* [To be done]: Each entry has to be copied exactly, with nothing missed.

* [Working data]:
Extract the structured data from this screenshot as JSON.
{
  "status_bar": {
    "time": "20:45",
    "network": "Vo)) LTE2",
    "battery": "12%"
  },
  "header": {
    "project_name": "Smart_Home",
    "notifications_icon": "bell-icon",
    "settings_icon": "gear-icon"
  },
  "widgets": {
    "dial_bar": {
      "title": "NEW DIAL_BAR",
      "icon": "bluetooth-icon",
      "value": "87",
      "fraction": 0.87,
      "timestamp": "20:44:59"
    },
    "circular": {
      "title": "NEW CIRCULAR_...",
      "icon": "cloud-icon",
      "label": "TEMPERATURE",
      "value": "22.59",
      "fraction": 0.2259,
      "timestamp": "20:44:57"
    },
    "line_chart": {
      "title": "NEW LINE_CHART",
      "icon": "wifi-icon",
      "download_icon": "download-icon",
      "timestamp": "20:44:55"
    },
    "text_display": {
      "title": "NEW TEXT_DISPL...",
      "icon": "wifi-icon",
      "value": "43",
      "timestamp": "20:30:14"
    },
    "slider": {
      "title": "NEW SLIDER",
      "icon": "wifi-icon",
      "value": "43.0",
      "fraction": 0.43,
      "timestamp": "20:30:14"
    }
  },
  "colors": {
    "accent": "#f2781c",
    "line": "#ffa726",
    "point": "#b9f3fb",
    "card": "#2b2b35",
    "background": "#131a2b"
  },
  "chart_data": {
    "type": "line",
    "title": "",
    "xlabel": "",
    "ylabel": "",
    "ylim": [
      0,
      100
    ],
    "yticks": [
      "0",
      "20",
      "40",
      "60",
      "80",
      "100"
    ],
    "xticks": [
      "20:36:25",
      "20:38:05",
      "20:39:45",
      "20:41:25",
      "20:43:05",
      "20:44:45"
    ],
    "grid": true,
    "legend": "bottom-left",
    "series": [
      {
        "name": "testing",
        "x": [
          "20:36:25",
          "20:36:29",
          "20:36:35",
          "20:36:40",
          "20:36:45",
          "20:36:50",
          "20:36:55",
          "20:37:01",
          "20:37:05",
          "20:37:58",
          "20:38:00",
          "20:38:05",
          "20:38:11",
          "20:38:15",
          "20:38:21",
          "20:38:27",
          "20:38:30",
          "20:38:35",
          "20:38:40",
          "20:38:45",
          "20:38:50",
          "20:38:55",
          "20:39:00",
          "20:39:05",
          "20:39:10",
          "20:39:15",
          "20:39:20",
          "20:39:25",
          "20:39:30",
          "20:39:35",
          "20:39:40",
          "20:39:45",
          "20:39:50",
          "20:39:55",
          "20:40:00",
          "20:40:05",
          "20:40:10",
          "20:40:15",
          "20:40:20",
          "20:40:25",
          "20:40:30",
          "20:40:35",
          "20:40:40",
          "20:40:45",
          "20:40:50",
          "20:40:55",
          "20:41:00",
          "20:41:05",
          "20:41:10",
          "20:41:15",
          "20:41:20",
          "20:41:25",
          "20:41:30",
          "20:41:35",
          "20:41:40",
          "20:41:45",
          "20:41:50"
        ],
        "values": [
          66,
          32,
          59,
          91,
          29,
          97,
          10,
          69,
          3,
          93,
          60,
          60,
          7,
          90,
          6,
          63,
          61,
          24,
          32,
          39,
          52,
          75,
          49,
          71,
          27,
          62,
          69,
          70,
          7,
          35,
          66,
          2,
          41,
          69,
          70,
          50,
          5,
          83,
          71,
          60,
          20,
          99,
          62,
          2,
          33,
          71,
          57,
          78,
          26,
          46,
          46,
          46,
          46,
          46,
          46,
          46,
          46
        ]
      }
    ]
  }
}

* [Task response]:
Extract the structured data from this screenshot as JSON.
{
  "status_bar": {
    "time": "20:45",
    "network": "Vo)) LTE2",
    "battery": "12%"
  },
  "header": {
    "project_name": "Smart_Home",
    "notifications_icon": "bell-icon",
    "settings_icon": "gear-icon"
  },
  "widgets": {
    "dial_bar": {
      "title": "NEW DIAL_BAR",
      "icon": "bluetooth-icon",
      "value": "87",
      "fraction": 0.87,
      "timestamp": "20:44:59"
    },
    "circular": {
      "title": "NEW CIRCULAR_...",
      "icon": "cloud-icon",
      "label": "TEMPERATURE",
      "value": "22.59",
      "fraction": 0.2259,
      "timestamp": "20:44:57"
    },
    "line_chart": {
      "title": "NEW LINE_CHART",
      "icon": "wifi-icon",
      "download_icon": "download-icon",
      "timestamp": "20:44:55"
    },
    "text_display": {
      "title": "NEW TEXT_DISPL...",
      "icon": "wifi-icon",
      "value": "43",
      "timestamp": "20:30:14"
    },
    "slider": {
      "title": "NEW SLIDER",
      "icon": "wifi-icon",
      "value": "43.0",
      "fraction": 0.43,
      "timestamp": "20:30:14"
    }
  },
  "colors": {
    "accent": "#f2781c",
    "line": "#ffa726",
    "point": "#b9f3fb",
    "card": "#2b2b35",
    "background": "#131a2b"
  },
  "chart_data": {
    "type": "line",
    "title": "",
    "xlabel": "",
    "ylabel": "",
    "ylim": [
      0,
      100
    ],
    "yticks": [
      "0",
      "20",
      "40",
      "60",
      "80",
      "100"
    ],
    "xticks": [
      "20:36:25",
      "20:38:05",
      "20:39:45",
      "20:41:25",
      "20:43:05",
      "20:44:45"
    ],
    "grid": true,
    "legend": "bottom-left",
    "series": [
      {
        "name": "testing",
        "x": [
          "20:36:25",
          "20:36:29",
          "20:36:35",
          "20:36:40",
          "20:36:45",
          "20:36:50",
          "20:36:55",
          "20:37:01",
          "20:37:05",
          "20:37:58",
          "20:38:00",
          "20:38:05",
          "20:38:11",
          "20:38:15",
          "20:38:21",
          "20:38:27",
          "20:38:30",
          "20:38:35",
          "20:38:40",
          "20:38:45",
          "20:38:50",
          "20:38:55",
          "20:39:00",
          "20:39:05",
          "20:39:10",
          "20:39:15",
          "20:39:20",
          "20:39:25",
          "20:39:30",
          "20:39:35",
          "20:39:40",
          "20:39:45",
          "20:39:50",
          "20:39:55",
          "20:40:00",
          "20:40:05",
          "20:40:10",
          "20:40:15",
          "20:40:20",
          "20:40:25",
          "20:40:30",
          "20:40:35",
          "20:40:40",
          "20:40:45",
          "20:40:50",
          "20:40:55",
          "20:41:00",
          "20:41:05",
          "20:41:10",
          "20:41:15",
          "20:41:20",
          "20:41:25",
          "20:41:30",
          "20:41:35",
          "20:41:40",
          "20:41:45",
          "20:41:50"
        ],
        "values": [
          66,
          32,
          59,
          91,
          29,
          97,
          10,
          69,
          3,
          93,
          60,
          60,
          7,
          90,
          6,
          63,
          61,
          24,
          32,
          39,
          52,
          75,
          49,
          71,
          27,
          62,
          69,
          70,
          7,
          35,
          66,
          2,
          41,
          69,
          70,
          50,
          5,
          83,
          71,
          60,
          20,
          99,
          62,
          2,
          33,
          71,
          57,
          78,
          26,
          46,
          46,
          46,
          46,
          46,
          46,
          46,
          46
        ]
      }
    ]
  }
}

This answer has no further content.